• **EXTRACTED DATA**

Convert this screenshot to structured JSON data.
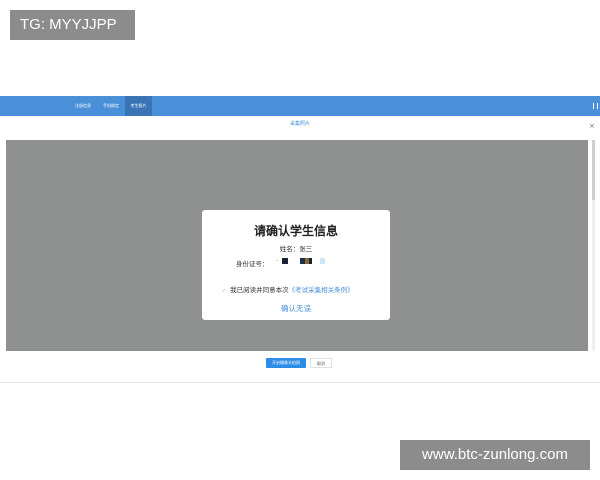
{
  "watermarks": {
    "top_left": "TG: MYYJJPP",
    "bottom_right": "www.btc-zunlong.com"
  },
  "topbar": {
    "color": "#4a90d9",
    "tabs": [
      {
        "label": "注册信息"
      },
      {
        "label": "手机绑定"
      },
      {
        "label": "考生照片",
        "active": true
      }
    ]
  },
  "modal": {
    "title": "采集照片",
    "close_icon": "×"
  },
  "dialog": {
    "title": "请确认学生信息",
    "name_label": "姓名：",
    "name_value": "张三",
    "id_label": "身份证号：",
    "agree_check": "✓",
    "agree_text": "我已阅读并同意本次",
    "agree_link": "《考试采集相关条例》",
    "confirm_label": "确认无误"
  },
  "footer": {
    "primary_label": "开启摄像头拍照",
    "cancel_label": "取消"
  }
}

• **PROBLEM**
Make a verbatim copy of all the entries and strip out the pictures.

• **TASK ANSWER**
Convert this screenshot to structured JSON data.
{
  "watermarks": {
    "top_left": "TG: MYYJJPP",
    "bottom_right": "www.btc-zunlong.com"
  },
  "topbar": {
    "color": "#4a90d9",
    "tabs": [
      {
        "label": "注册信息"
      },
      {
        "label": "手机绑定"
      },
      {
        "label": "考生照片",
        "active": true
      }
    ]
  },
  "modal": {
    "title": "采集照片",
    "close_icon": "×"
  },
  "dialog": {
    "title": "请确认学生信息",
    "name_label": "姓名：",
    "name_value": "张三",
    "id_label": "身份证号：",
    "agree_check": "✓",
    "agree_text": "我已阅读并同意本次",
    "agree_link": "《考试采集相关条例》",
    "confirm_label": "确认无误"
  },
  "footer": {
    "primary_label": "开启摄像头拍照",
    "cancel_label": "取消"
  }
}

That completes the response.